Short exercise 1
From the article about "Everyday Is a Winding Road," pull out the stretch from "European CD single" through "(includes four postcards)" word for word.

Excerpted text
━━━

"Everyday Is a Winding Road" is the second single from American singer and songwriter Sheryl Crow's 1996 eponymous album. Neil Finn, lead singer of Crowded House, provides backing vocals. Paul Hester, another member of Crowded House, was the inspiration for the song. The song was released in the United Kingdom in November 1996 and was released in the United States the following year.

The single was well-received on the radio and peaked at number 11 on the US Billboard Hot 100. It also peaked at number 12 on the UK Singles Chart and became Crow's fourth and final number-one single in Canada. The song earned a nomination for Record of the Year at the 1998 Grammy Awards but lost to "Sunny Came Home" by Shawn Colvin. A music video for this song was directed by Peggy Sirota and filmed in New York City in sepia. It features a toy airplane flying from person to person throughout the city.

Criticism
Greg Kot of the Chicago Tribune said the song "blatantly swipes" from the Rolling Stones' song "Sympathy for the Devil".

Track listings

US 7-inch single
A. "Everyday Is a Winding Road" (LP version) – 4:16
B. "Sad Sad World" – 4:05

US CD single
 "Everyday Is a Winding Road" (LP version) – 4:16
 "Sad Sad World" – 4:05
 "In Need" – 5:53
 "On the Outside" (live from Shepherd's Bush Empire) – 7:40

European CD single
 "Everyday Is a Winding Road" – 4:16
 "Free Man" – 3:20
 "Run Baby Run" (live at Woodstock) – 5:28
 "Ordinary Morning" – 3:55

UK CD1 (includes four postcards)

━━━

Records provided

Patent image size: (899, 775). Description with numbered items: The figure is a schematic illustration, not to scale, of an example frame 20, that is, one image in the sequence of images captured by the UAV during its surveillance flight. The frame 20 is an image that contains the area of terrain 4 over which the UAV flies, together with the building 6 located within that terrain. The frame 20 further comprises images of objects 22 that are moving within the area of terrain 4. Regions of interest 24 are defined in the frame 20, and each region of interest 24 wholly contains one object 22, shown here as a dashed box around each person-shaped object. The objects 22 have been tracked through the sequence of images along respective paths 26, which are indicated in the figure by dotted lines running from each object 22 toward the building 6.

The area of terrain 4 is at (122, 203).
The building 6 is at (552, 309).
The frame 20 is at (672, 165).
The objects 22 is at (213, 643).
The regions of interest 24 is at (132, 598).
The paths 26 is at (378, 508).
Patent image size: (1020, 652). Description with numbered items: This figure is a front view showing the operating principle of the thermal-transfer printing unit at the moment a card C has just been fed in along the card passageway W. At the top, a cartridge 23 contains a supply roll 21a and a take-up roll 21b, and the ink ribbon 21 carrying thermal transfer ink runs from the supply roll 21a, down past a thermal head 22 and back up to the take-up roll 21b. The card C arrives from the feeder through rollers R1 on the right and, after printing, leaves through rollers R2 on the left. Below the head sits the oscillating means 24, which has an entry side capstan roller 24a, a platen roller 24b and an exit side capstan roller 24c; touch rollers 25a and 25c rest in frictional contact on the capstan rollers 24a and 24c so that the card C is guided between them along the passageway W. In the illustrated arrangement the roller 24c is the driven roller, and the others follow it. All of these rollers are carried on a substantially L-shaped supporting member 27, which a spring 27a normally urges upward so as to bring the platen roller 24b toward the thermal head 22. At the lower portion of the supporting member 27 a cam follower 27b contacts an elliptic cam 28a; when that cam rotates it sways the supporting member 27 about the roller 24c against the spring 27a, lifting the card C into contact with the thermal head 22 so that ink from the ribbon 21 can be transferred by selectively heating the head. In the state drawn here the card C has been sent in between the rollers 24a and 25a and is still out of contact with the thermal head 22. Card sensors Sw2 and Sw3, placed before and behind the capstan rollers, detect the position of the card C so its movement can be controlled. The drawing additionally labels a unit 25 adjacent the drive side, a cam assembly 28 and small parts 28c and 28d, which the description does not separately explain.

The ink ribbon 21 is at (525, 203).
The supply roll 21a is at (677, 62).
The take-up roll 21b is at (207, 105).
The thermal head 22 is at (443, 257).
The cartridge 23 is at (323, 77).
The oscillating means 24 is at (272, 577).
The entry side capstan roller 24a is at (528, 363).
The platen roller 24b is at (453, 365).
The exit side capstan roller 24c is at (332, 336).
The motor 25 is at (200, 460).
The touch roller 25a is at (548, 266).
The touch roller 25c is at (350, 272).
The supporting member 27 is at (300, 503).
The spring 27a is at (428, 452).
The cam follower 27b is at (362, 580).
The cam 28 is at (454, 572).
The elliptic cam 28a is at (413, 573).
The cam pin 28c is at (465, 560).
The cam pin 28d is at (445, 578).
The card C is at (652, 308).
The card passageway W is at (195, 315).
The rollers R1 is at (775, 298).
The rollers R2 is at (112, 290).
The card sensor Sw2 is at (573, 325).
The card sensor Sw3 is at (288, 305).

━━━

Short exercise 2
Pick out every line in the listing that contains the word "platen".

Full solution 1
European CD single
 "Everyday Is a Winding Road" – 4:16
 "Free Man" – 3:20
 "Run Baby Run" (live at Woodstock) – 5:28
 "Ordinary Morning" – 3:55

UK CD1 (includes four postcards)

Full solution 2
Patent image size: (1020, 652). Description with numbered items: This figure is a front view showing the operating principle of the thermal-transfer printing unit at the moment a card C has just been fed in along the card passageway W. At the top, a cartridge 23 contains a supply roll 21a and a take-up roll 21b, and the ink ribbon 21 carrying thermal transfer ink runs from the supply roll 21a, down past a thermal head 22 and back up to the take-up roll 21b. The card C arrives from the feeder through rollers R1 on the right and, after printing, leaves through rollers R2 on the left. Below the head sits the oscillating means 24, which has an entry side capstan roller 24a, a platen roller 24b and an exit side capstan roller 24c; touch rollers 25a and 25c rest in frictional contact on the capstan rollers 24a and 24c so that the card C is guided between them along the passageway W. In the illustrated arrangement the roller 24c is the driven roller, and the others follow it. All of these rollers are carried on a substantially L-shaped supporting member 27, which a spring 27a normally urges upward so as to bring the platen roller 24b toward the thermal head 22. At the lower portion of the supporting member 27 a cam follower 27b contacts an elliptic cam 28a; when that cam rotates it sways the supporting member 27 about the roller 24c against the spring 27a, lifting the card C into contact with the thermal head 22 so that ink from the ribbon 21 can be transferred by selectively heating the head. In the state drawn here the card C has been sent in between the rollers 24a and 25a and is still out of contact with the thermal head 22. Card sensors Sw2 and Sw3, placed before and behind the capstan rollers, detect the position of the card C so its movement can be controlled. The drawing additionally labels a unit 25 adjacent the drive side, a cam assembly 28 and small parts 28c and 28d, which the description does not separately explain.
The platen roller 24b is at (453, 365).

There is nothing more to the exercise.